• [EXERCISE GOAL]:
Write out the listing below again, precisely as it is given.

• [GIVEN RECORDS]:

━━━━━━

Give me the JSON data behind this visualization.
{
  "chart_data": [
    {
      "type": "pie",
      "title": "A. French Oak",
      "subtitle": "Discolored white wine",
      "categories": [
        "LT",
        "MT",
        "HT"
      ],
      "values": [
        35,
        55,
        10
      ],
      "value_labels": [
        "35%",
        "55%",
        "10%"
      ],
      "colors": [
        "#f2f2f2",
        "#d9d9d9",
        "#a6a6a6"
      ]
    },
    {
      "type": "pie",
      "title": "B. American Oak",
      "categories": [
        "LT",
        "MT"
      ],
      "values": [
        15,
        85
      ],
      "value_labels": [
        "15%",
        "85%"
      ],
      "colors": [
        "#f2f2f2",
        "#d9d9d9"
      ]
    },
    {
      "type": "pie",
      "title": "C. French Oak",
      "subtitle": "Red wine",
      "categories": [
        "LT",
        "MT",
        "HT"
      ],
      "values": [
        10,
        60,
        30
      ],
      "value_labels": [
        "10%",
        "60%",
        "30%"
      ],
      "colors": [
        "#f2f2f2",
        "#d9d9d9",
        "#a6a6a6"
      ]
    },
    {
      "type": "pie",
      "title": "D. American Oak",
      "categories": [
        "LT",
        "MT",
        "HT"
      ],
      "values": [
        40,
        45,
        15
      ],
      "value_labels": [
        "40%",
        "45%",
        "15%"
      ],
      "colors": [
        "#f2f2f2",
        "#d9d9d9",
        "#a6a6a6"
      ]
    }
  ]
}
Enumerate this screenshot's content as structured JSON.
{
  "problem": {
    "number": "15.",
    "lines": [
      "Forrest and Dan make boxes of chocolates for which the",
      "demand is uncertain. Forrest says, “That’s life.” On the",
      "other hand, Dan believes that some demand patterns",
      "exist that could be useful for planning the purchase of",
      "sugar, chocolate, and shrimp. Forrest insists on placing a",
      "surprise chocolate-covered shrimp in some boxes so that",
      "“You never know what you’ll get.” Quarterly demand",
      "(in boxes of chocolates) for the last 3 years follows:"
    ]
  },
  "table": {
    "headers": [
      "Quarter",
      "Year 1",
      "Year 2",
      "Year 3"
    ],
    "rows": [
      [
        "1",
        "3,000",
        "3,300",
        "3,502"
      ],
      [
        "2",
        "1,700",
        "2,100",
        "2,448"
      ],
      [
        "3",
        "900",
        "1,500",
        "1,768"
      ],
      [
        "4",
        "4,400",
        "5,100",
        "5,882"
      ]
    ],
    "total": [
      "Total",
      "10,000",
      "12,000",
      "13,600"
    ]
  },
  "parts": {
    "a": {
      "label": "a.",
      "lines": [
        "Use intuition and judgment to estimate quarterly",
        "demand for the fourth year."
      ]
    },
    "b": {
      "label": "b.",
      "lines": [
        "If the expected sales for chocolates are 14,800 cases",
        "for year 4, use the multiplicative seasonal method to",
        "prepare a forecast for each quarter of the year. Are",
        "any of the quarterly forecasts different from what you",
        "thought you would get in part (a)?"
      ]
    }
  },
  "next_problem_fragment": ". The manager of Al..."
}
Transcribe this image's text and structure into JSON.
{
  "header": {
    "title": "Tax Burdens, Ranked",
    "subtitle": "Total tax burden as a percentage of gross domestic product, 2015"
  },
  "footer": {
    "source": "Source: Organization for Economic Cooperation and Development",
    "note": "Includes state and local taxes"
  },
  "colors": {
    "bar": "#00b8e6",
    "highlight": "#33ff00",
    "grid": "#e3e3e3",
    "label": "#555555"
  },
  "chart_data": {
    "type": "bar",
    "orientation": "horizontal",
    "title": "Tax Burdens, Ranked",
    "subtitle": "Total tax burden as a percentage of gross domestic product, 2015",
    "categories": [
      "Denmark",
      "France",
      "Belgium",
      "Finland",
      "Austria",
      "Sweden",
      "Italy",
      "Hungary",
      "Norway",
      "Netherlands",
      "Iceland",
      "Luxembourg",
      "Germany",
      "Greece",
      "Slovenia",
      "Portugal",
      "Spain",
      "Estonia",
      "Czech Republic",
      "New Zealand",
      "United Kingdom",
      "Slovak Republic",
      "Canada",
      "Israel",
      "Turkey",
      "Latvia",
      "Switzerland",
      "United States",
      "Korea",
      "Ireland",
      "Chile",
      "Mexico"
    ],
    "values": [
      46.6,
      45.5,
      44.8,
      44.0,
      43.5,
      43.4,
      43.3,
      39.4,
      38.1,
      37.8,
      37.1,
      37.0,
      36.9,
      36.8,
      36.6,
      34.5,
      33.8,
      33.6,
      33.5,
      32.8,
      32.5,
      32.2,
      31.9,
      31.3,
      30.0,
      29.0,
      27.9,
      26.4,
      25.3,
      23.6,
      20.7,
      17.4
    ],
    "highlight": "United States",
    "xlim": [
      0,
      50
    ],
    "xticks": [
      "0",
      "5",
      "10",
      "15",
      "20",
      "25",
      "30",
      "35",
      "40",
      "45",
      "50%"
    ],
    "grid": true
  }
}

━━━━━━

• [PROBLEM SOLUTION]:
Give me the JSON data behind this visualization.
{
  "chart_data": [
    {
      "type": "pie",
      "title": "A. French Oak",
      "subtitle": "Discolored white wine",
      "categories": [
        "LT",
        "MT",
        "HT"
      ],
      "values": [
        35,
        55,
        10
      ],
      "value_labels": [
        "35%",
        "55%",
        "10%"
      ],
      "colors": [
        "#f2f2f2",
        "#d9d9d9",
        "#a6a6a6"
      ]
    },
    {
      "type": "pie",
      "title": "B. American Oak",
      "categories": [
        "LT",
        "MT"
      ],
      "values": [
        15,
        85
      ],
      "value_labels": [
        "15%",
        "85%"
      ],
      "colors": [
        "#f2f2f2",
        "#d9d9d9"
      ]
    },
    {
      "type": "pie",
      "title": "C. French Oak",
      "subtitle": "Red wine",
      "categories": [
        "LT",
        "MT",
        "HT"
      ],
      "values": [
        10,
        60,
        30
      ],
      "value_labels": [
        "10%",
        "60%",
        "30%"
      ],
      "colors": [
        "#f2f2f2",
        "#d9d9d9",
        "#a6a6a6"
      ]
    },
    {
      "type": "pie",
      "title": "D. American Oak",
      "categories": [
        "LT",
        "MT",
        "HT"
      ],
      "values": [
        40,
        45,
        15
      ],
      "value_labels": [
        "40%",
        "45%",
        "15%"
      ],
      "colors": [
        "#f2f2f2",
        "#d9d9d9",
        "#a6a6a6"
      ]
    }
  ]
}
Enumerate this screenshot's content as structured JSON.
{
  "problem": {
    "number": "15.",
    "lines": [
      "Forrest and Dan make boxes of chocolates for which the",
      "demand is uncertain. Forrest says, “That’s life.” On the",
      "other hand, Dan believes that some demand patterns",
      "exist that could be useful for planning the purchase of",
      "sugar, chocolate, and shrimp. Forrest insists on placing a",
      "surprise chocolate-covered shrimp in some boxes so that",
      "“You never know what you’ll get.” Quarterly demand",
      "(in boxes of chocolates) for the last 3 years follows:"
    ]
  },
  "table": {
    "headers": [
      "Quarter",
      "Year 1",
      "Year 2",
      "Year 3"
    ],
    "rows": [
      [
        "1",
        "3,000",
        "3,300",
        "3,502"
      ],
      [
        "2",
        "1,700",
        "2,100",
        "2,448"
      ],
      [
        "3",
        "900",
        "1,500",
        "1,768"
      ],
      [
        "4",
        "4,400",
        "5,100",
        "5,882"
      ]
    ],
    "total": [
      "Total",
      "10,000",
      "12,000",
      "13,600"
    ]
  },
  "parts": {
    "a": {
      "label": "a.",
      "lines": [
        "Use intuition and judgment to estimate quarterly",
        "demand for the fourth year."
      ]
    },
    "b": {
      "label": "b.",
      "lines": [
        "If the expected sales for chocolates are 14,800 cases",
        "for year 4, use the multiplicative seasonal method to",
        "prepare a forecast for each quarter of the year. Are",
        "any of the quarterly forecasts different from what you",
        "thought you would get in part (a)?"
      ]
    }
  },
  "next_problem_fragment": ". The manager of Al..."
}
Transcribe this image's text and structure into JSON.
{
  "header": {
    "title": "Tax Burdens, Ranked",
    "subtitle": "Total tax burden as a percentage of gross domestic product, 2015"
  },
  "footer": {
    "source": "Source: Organization for Economic Cooperation and Development",
    "note": "Includes state and local taxes"
  },
  "colors": {
    "bar": "#00b8e6",
    "highlight": "#33ff00",
    "grid": "#e3e3e3",
    "label": "#555555"
  },
  "chart_data": {
    "type": "bar",
    "orientation": "horizontal",
    "title": "Tax Burdens, Ranked",
    "subtitle": "Total tax burden as a percentage of gross domestic product, 2015",
    "categories": [
      "Denmark",
      "France",
      "Belgium",
      "Finland",
      "Austria",
      "Sweden",
      "Italy",
      "Hungary",
      "Norway",
      "Netherlands",
      "Iceland",
      "Luxembourg",
      "Germany",
      "Greece",
      "Slovenia",
      "Portugal",
      "Spain",
      "Estonia",
      "Czech Republic",
      "New Zealand",
      "United Kingdom",
      "Slovak Republic",
      "Canada",
      "Israel",
      "Turkey",
      "Latvia",
      "Switzerland",
      "United States",
      "Korea",
      "Ireland",
      "Chile",
      "Mexico"
    ],
    "values": [
      46.6,
      45.5,
      44.8,
      44.0,
      43.5,
      43.4,
      43.3,
      39.4,
      38.1,
      37.8,
      37.1,
      37.0,
      36.9,
      36.8,
      36.6,
      34.5,
      33.8,
      33.6,
      33.5,
      32.8,
      32.5,
      32.2,
      31.9,
      31.3,
      30.0,
      29.0,
      27.9,
      26.4,
      25.3,
      23.6,
      20.7,
      17.4
    ],
    "highlight": "United States",
    "xlim": [
      0,
      50
    ],
    "xticks": [
      "0",
      "5",
      "10",
      "15",
      "20",
      "25",
      "30",
      "35",
      "40",
      "45",
      "50%"
    ],
    "grid": true
  }
}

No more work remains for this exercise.